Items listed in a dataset
▼▼▼
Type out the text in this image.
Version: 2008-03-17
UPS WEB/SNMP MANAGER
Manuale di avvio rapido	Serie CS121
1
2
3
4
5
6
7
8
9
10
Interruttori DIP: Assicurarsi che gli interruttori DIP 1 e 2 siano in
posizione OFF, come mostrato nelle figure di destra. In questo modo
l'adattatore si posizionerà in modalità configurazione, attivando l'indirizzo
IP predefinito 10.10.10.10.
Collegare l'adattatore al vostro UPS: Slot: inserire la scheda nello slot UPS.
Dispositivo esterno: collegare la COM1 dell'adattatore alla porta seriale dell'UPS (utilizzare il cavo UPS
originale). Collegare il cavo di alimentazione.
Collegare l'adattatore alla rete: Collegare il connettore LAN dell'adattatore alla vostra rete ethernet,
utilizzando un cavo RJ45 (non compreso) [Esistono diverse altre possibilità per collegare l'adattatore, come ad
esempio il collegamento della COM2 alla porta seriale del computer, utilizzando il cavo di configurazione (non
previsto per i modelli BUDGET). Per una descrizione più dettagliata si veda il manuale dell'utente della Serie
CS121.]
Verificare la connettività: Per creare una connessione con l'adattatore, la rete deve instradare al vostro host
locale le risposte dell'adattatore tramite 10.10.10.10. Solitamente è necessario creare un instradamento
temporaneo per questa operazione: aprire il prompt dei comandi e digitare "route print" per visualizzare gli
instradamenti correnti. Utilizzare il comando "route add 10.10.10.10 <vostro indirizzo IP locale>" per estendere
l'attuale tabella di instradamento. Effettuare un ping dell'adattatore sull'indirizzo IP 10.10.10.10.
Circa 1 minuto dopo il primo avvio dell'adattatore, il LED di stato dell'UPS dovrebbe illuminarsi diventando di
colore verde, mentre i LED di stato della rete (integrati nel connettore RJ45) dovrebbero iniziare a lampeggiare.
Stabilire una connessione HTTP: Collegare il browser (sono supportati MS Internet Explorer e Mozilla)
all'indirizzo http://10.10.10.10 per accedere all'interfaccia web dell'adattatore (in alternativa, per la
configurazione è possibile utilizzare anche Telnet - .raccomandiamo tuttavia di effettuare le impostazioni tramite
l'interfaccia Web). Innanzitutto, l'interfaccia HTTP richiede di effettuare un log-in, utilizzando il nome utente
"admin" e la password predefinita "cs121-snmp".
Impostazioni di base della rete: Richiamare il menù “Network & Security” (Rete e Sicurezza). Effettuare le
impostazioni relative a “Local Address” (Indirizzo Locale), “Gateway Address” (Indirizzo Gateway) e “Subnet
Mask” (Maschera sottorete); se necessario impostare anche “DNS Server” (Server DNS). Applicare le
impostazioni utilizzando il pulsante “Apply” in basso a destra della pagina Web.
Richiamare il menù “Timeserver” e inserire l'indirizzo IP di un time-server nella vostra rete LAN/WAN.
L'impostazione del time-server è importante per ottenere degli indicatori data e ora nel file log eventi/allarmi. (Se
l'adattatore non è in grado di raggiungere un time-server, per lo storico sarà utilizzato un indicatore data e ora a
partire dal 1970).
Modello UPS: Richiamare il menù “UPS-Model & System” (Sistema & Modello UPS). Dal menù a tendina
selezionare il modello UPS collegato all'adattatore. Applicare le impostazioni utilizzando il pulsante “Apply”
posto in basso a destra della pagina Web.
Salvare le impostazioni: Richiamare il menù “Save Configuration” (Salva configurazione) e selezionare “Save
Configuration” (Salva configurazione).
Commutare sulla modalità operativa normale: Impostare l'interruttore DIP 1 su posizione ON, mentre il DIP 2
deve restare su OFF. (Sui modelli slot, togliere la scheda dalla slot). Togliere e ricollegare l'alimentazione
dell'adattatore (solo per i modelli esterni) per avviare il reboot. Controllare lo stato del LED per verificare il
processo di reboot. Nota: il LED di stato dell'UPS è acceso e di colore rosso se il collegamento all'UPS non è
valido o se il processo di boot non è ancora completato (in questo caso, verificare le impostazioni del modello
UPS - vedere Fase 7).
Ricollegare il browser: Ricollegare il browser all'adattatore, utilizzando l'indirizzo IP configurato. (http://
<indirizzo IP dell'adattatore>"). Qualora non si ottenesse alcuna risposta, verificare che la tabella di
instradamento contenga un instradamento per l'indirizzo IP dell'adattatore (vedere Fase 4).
▲▲▲
EXERCISE REQUIREMENTS »
Retype the listing above in full, with no alterations.

SOLVED EXERCISE »
Type out the text in this image.
Version: 2008-03-17
UPS WEB/SNMP MANAGER
Manuale di avvio rapido	Serie CS121
1
2
3
4
5
6
7
8
9
10
Interruttori DIP: Assicurarsi che gli interruttori DIP 1 e 2 siano in
posizione OFF, come mostrato nelle figure di destra. In questo modo
l'adattatore si posizionerà in modalità configurazione, attivando l'indirizzo
IP predefinito 10.10.10.10.
Collegare l'adattatore al vostro UPS: Slot: inserire la scheda nello slot UPS.
Dispositivo esterno: collegare la COM1 dell'adattatore alla porta seriale dell'UPS (utilizzare il cavo UPS
originale). Collegare il cavo di alimentazione.
Collegare l'adattatore alla rete: Collegare il connettore LAN dell'adattatore alla vostra rete ethernet,
utilizzando un cavo RJ45 (non compreso) [Esistono diverse altre possibilità per collegare l'adattatore, come ad
esempio il collegamento della COM2 alla porta seriale del computer, utilizzando il cavo di configurazione (non
previsto per i modelli BUDGET). Per una descrizione più dettagliata si veda il manuale dell'utente della Serie
CS121.]
Verificare la connettività: Per creare una connessione con l'adattatore, la rete deve instradare al vostro host
locale le risposte dell'adattatore tramite 10.10.10.10. Solitamente è necessario creare un instradamento
temporaneo per questa operazione: aprire il prompt dei comandi e digitare "route print" per visualizzare gli
instradamenti correnti. Utilizzare il comando "route add 10.10.10.10 <vostro indirizzo IP locale>" per estendere
l'attuale tabella di instradamento. Effettuare un ping dell'adattatore sull'indirizzo IP 10.10.10.10.
Circa 1 minuto dopo il primo avvio dell'adattatore, il LED di stato dell'UPS dovrebbe illuminarsi diventando di
colore verde, mentre i LED di stato della rete (integrati nel connettore RJ45) dovrebbero iniziare a lampeggiare.
Stabilire una connessione HTTP: Collegare il browser (sono supportati MS Internet Explorer e Mozilla)
all'indirizzo http://10.10.10.10 per accedere all'interfaccia web dell'adattatore (in alternativa, per la
configurazione è possibile utilizzare anche Telnet - .raccomandiamo tuttavia di effettuare le impostazioni tramite
l'interfaccia Web). Innanzitutto, l'interfaccia HTTP richiede di effettuare un log-in, utilizzando il nome utente
"admin" e la password predefinita "cs121-snmp".
Impostazioni di base della rete: Richiamare il menù “Network & Security” (Rete e Sicurezza). Effettuare le
impostazioni relative a “Local Address” (Indirizzo Locale), “Gateway Address” (Indirizzo Gateway) e “Subnet
Mask” (Maschera sottorete); se necessario impostare anche “DNS Server” (Server DNS). Applicare le
impostazioni utilizzando il pulsante “Apply” in basso a destra della pagina Web.
Richiamare il menù “Timeserver” e inserire l'indirizzo IP di un time-server nella vostra rete LAN/WAN.
L'impostazione del time-server è importante per ottenere degli indicatori data e ora nel file log eventi/allarmi. (Se
l'adattatore non è in grado di raggiungere un time-server, per lo storico sarà utilizzato un indicatore data e ora a
partire dal 1970).
Modello UPS: Richiamare il menù “UPS-Model & System” (Sistema & Modello UPS). Dal menù a tendina
selezionare il modello UPS collegato all'adattatore. Applicare le impostazioni utilizzando il pulsante “Apply”
posto in basso a destra della pagina Web.
Salvare le impostazioni: Richiamare il menù “Save Configuration” (Salva configurazione) e selezionare “Save
Configuration” (Salva configurazione).
Commutare sulla modalità operativa normale: Impostare l'interruttore DIP 1 su posizione ON, mentre il DIP 2
deve restare su OFF. (Sui modelli slot, togliere la scheda dalla slot). Togliere e ricollegare l'alimentazione
dell'adattatore (solo per i modelli esterni) per avviare il reboot. Controllare lo stato del LED per verificare il
processo di reboot. Nota: il LED di stato dell'UPS è acceso e di colore rosso se il collegamento all'UPS non è
valido o se il processo di boot non è ancora completato (in questo caso, verificare le impostazioni del modello
UPS - vedere Fase 7).
Ricollegare il browser: Ricollegare il browser all'adattatore, utilizzando l'indirizzo IP configurato. (http://
<indirizzo IP dell'adattatore>"). Qualora non si ottenesse alcuna risposta, verificare che la tabella di
instradamento contenga un instradamento per l'indirizzo IP dell'adattatore (vedere Fase 4).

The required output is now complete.